● **Do this**
Pictures stay out of your copy, but everything else in the records below must be repeated exactly.

● **Material provided**
+++++

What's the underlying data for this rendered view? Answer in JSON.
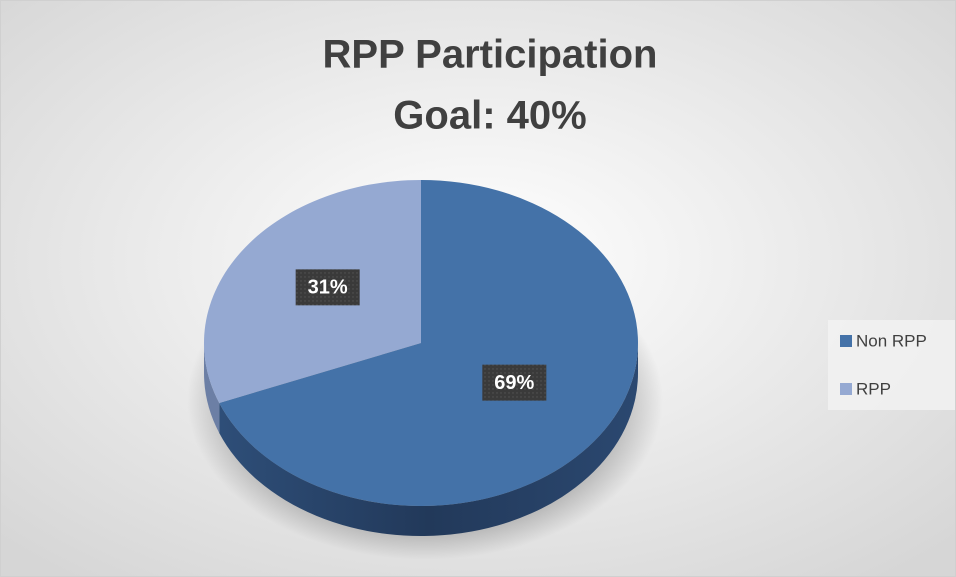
{
  "chart_data": {
    "type": "pie",
    "title": "RPP Participation",
    "subtitle": "Goal: 40%",
    "categories": [
      "Non RPP",
      "RPP"
    ],
    "values": [
      69,
      31
    ],
    "value_labels": [
      "69%",
      "31%"
    ],
    "colors": [
      "#4472a8",
      "#95a9d2"
    ],
    "legend": "right"
  }
}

+++++

● **Result**
What's the underlying data for this rendered view? Answer in JSON.
{
  "chart_data": {
    "type": "pie",
    "title": "RPP Participation",
    "subtitle": "Goal: 40%",
    "categories": [
      "Non RPP",
      "RPP"
    ],
    "values": [
      69,
      31
    ],
    "value_labels": [
      "69%",
      "31%"
    ],
    "colors": [
      "#4472a8",
      "#95a9d2"
    ],
    "legend": "right"
  }
}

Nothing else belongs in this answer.